* _What is required_: Find all lines in the listing that include the word "position", then copy them.

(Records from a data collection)
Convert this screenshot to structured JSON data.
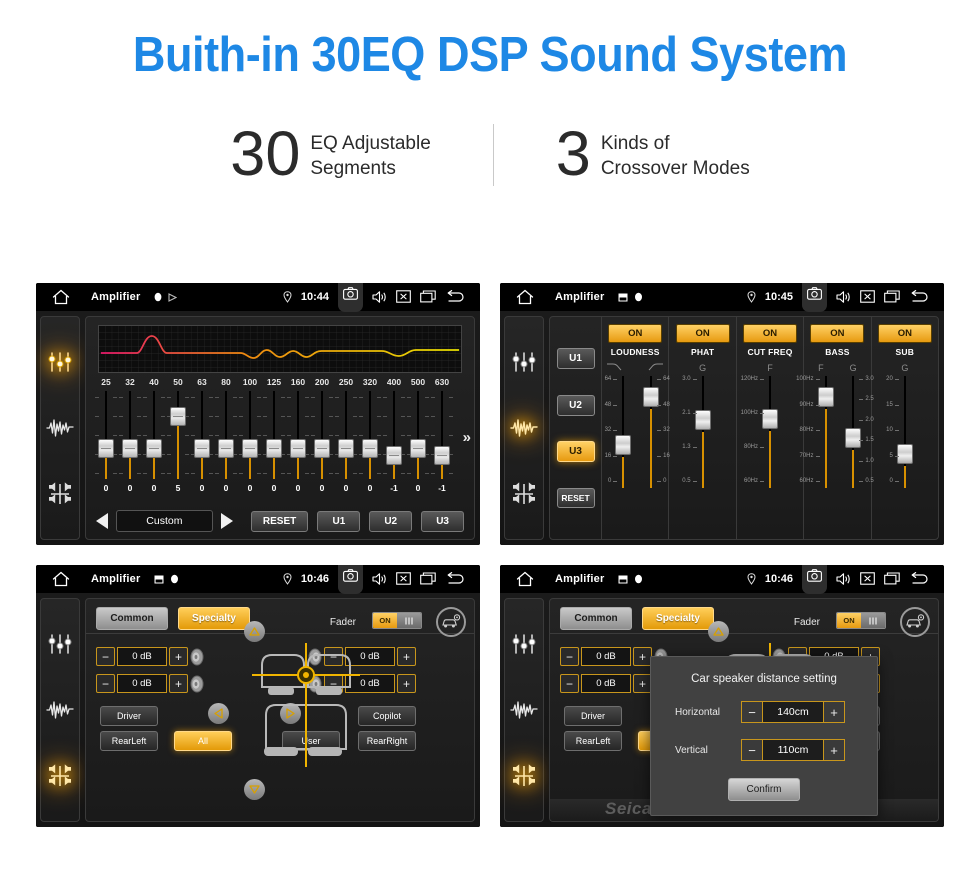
{
  "header": {
    "title": "Buith-in 30EQ DSP Sound System",
    "stats": [
      {
        "number": "30",
        "line1": "EQ Adjustable",
        "line2": "Segments"
      },
      {
        "number": "3",
        "line1": "Kinds of",
        "line2": "Crossover Modes"
      }
    ],
    "title_color": "#1E88E5"
  },
  "statusbar": {
    "app_title": "Amplifier",
    "times": [
      "10:44",
      "10:45",
      "10:46",
      "10:46"
    ],
    "icons": [
      "home-icon",
      "bluetooth-icon",
      "play-icon",
      "location-pin-icon",
      "camera-icon",
      "volume-icon",
      "close-icon",
      "recents-icon",
      "back-icon"
    ]
  },
  "sidebar": {
    "items": [
      {
        "name": "equalizer-icon",
        "label": "Equalizer"
      },
      {
        "name": "waveform-icon",
        "label": "Sound Effect"
      },
      {
        "name": "balance-icon",
        "label": "Balance"
      }
    ]
  },
  "panel_eq": {
    "frequencies": [
      "25",
      "32",
      "40",
      "50",
      "63",
      "80",
      "100",
      "125",
      "160",
      "200",
      "250",
      "320",
      "400",
      "500",
      "630"
    ],
    "values": [
      "0",
      "0",
      "0",
      "5",
      "0",
      "0",
      "0",
      "0",
      "0",
      "0",
      "0",
      "0",
      "-1",
      "0",
      "-1"
    ],
    "preset_label": "Custom",
    "prev_icon": "triangle-left-icon",
    "next_icon": "triangle-right-icon",
    "reset_label": "RESET",
    "user_presets": [
      "U1",
      "U2",
      "U3"
    ],
    "more_icon": "chevron-right-double-icon",
    "curve_colors": [
      "#e8186b",
      "#f08a10",
      "#e8e000"
    ],
    "active_sidebar_index": 0
  },
  "panel_dsp": {
    "presets": [
      "U1",
      "U2",
      "U3"
    ],
    "active_preset": "U3",
    "reset_label": "RESET",
    "active_sidebar_index": 1,
    "columns": [
      {
        "name": "LOUDNESS",
        "state": "ON",
        "sub": [
          "curve-down-icon",
          "curve-up-icon"
        ],
        "sliders": [
          {
            "scale": [
              "64",
              "48",
              "32",
              "16",
              "0"
            ],
            "pos": 0.34,
            "side": "left"
          },
          {
            "scale": [
              "64",
              "48",
              "32",
              "16",
              "0"
            ],
            "pos": 0.88,
            "side": "right"
          }
        ]
      },
      {
        "name": "PHAT",
        "state": "ON",
        "sub": [
          "G"
        ],
        "sliders": [
          {
            "scale": [
              "3.0",
              "2.1",
              "1.3",
              "0.5"
            ],
            "pos": 0.62,
            "side": "center"
          }
        ]
      },
      {
        "name": "CUT FREQ",
        "state": "ON",
        "sub": [
          "F"
        ],
        "sliders": [
          {
            "scale": [
              "120Hz",
              "100Hz",
              "80Hz",
              "60Hz"
            ],
            "pos": 0.63,
            "side": "center"
          }
        ]
      },
      {
        "name": "BASS",
        "state": "ON",
        "sub": [
          "F",
          "G"
        ],
        "sliders": [
          {
            "scale": [
              "100Hz",
              "90Hz",
              "80Hz",
              "70Hz",
              "60Hz"
            ],
            "pos": 0.88,
            "side": "left"
          },
          {
            "scale": [
              "3.0",
              "2.5",
              "2.0",
              "1.5",
              "1.0",
              "0.5"
            ],
            "pos": 0.42,
            "side": "right"
          }
        ]
      },
      {
        "name": "SUB",
        "state": "ON",
        "sub": [
          "G"
        ],
        "sliders": [
          {
            "scale": [
              "20",
              "15",
              "10",
              "5",
              "0"
            ],
            "pos": 0.25,
            "side": "center"
          }
        ]
      }
    ]
  },
  "panel_fader": {
    "tabs": [
      {
        "label": "Common",
        "active": false
      },
      {
        "label": "Specialty",
        "active": true
      }
    ],
    "fader_label": "Fader",
    "fader_state": "ON",
    "car_settings_icon": "car-settings-icon",
    "steppers": [
      {
        "position": "front-left",
        "value": "0 dB",
        "minus": "−",
        "plus": "+"
      },
      {
        "position": "front-right",
        "value": "0 dB",
        "minus": "−",
        "plus": "+"
      },
      {
        "position": "rear-left",
        "value": "0 dB",
        "minus": "−",
        "plus": "+"
      },
      {
        "position": "rear-right",
        "value": "0 dB",
        "minus": "−",
        "plus": "+"
      }
    ],
    "seat_buttons": [
      {
        "label": "Driver",
        "active": false
      },
      {
        "label": "Copilot",
        "active": false
      },
      {
        "label": "RearLeft",
        "active": false
      },
      {
        "label": "All",
        "active": true
      },
      {
        "label": "User",
        "active": false
      },
      {
        "label": "RearRight",
        "active": false
      }
    ],
    "arrows": [
      "arrow-up-icon",
      "arrow-down-icon",
      "arrow-left-icon",
      "arrow-right-icon"
    ],
    "active_sidebar_index": 2
  },
  "panel_dialog": {
    "title": "Car speaker distance setting",
    "rows": [
      {
        "label": "Horizontal",
        "value": "140cm",
        "minus": "−",
        "plus": "+"
      },
      {
        "label": "Vertical",
        "value": "110cm",
        "minus": "−",
        "plus": "+"
      }
    ],
    "confirm_label": "Confirm",
    "watermark": "Seicane"
  }
}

* _Full output_:
        "position": "front-left",
        "position": "front-right",
        "position": "rear-left",
        "position": "rear-right",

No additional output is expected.